[Entries taken from a collection]
━━━━━━━━━━━━━━━━━━━━

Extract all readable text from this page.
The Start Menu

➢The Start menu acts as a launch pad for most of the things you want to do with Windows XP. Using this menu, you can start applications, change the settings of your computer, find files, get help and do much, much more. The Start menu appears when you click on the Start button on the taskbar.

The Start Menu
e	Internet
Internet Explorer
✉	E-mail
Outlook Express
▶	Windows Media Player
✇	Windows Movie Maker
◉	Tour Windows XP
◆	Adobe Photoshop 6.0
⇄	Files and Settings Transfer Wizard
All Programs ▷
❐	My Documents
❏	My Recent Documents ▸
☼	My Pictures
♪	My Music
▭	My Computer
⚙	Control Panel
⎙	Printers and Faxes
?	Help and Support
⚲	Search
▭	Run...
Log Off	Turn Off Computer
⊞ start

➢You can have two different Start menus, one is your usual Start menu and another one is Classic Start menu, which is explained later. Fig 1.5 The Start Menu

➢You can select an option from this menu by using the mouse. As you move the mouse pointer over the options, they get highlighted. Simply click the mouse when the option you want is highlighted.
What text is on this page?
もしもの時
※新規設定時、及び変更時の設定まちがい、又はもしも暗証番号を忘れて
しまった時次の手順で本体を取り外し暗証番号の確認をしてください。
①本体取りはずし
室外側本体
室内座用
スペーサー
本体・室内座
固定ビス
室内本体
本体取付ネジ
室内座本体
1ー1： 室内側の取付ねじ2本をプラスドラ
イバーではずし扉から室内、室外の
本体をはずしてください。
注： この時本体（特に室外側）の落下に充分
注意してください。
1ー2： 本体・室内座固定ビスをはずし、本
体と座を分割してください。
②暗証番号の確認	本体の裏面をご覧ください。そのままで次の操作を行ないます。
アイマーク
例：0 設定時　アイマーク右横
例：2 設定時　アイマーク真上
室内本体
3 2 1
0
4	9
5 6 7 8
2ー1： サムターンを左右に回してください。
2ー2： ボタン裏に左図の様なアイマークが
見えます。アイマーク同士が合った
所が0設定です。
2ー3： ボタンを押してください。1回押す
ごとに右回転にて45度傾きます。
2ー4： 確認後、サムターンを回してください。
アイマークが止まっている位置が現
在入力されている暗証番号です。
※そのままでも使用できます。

━━━━━━━━━━━━━━━━━━━━

The records above are to be repeated exactly, in their entirety.

Extract all readable text from this page.
The Start Menu

➢The Start menu acts as a launch pad for most of the things you want to do with Windows XP. Using this menu, you can start applications, change the settings of your computer, find files, get help and do much, much more. The Start menu appears when you click on the Start button on the taskbar.

The Start Menu
e	Internet
Internet Explorer
✉	E-mail
Outlook Express
▶	Windows Media Player
✇	Windows Movie Maker
◉	Tour Windows XP
◆	Adobe Photoshop 6.0
⇄	Files and Settings Transfer Wizard
All Programs ▷
❐	My Documents
❏	My Recent Documents ▸
☼	My Pictures
♪	My Music
▭	My Computer
⚙	Control Panel
⎙	Printers and Faxes
?	Help and Support
⚲	Search
▭	Run...
Log Off	Turn Off Computer
⊞ start

➢You can have two different Start menus, one is your usual Start menu and another one is Classic Start menu, which is explained later. Fig 1.5 The Start Menu

➢You can select an option from this menu by using the mouse. As you move the mouse pointer over the options, they get highlighted. Simply click the mouse when the option you want is highlighted.
What text is on this page?
もしもの時
※新規設定時、及び変更時の設定まちがい、又はもしも暗証番号を忘れて
しまった時次の手順で本体を取り外し暗証番号の確認をしてください。
①本体取りはずし
室外側本体
室内座用
スペーサー
本体・室内座
固定ビス
室内本体
本体取付ネジ
室内座本体
1ー1： 室内側の取付ねじ2本をプラスドラ
イバーではずし扉から室内、室外の
本体をはずしてください。
注： この時本体（特に室外側）の落下に充分
注意してください。
1ー2： 本体・室内座固定ビスをはずし、本
体と座を分割してください。
②暗証番号の確認	本体の裏面をご覧ください。そのままで次の操作を行ないます。
アイマーク
例：0 設定時　アイマーク右横
例：2 設定時　アイマーク真上
室内本体
3 2 1
0
4	9
5 6 7 8
2ー1： サムターンを左右に回してください。
2ー2： ボタン裏に左図の様なアイマークが
見えます。アイマーク同士が合った
所が0設定です。
2ー3： ボタンを押してください。1回押す
ごとに右回転にて45度傾きます。
2ー4： 確認後、サムターンを回してください。
アイマークが止まっている位置が現
在入力されている暗証番号です。
※そのままでも使用できます。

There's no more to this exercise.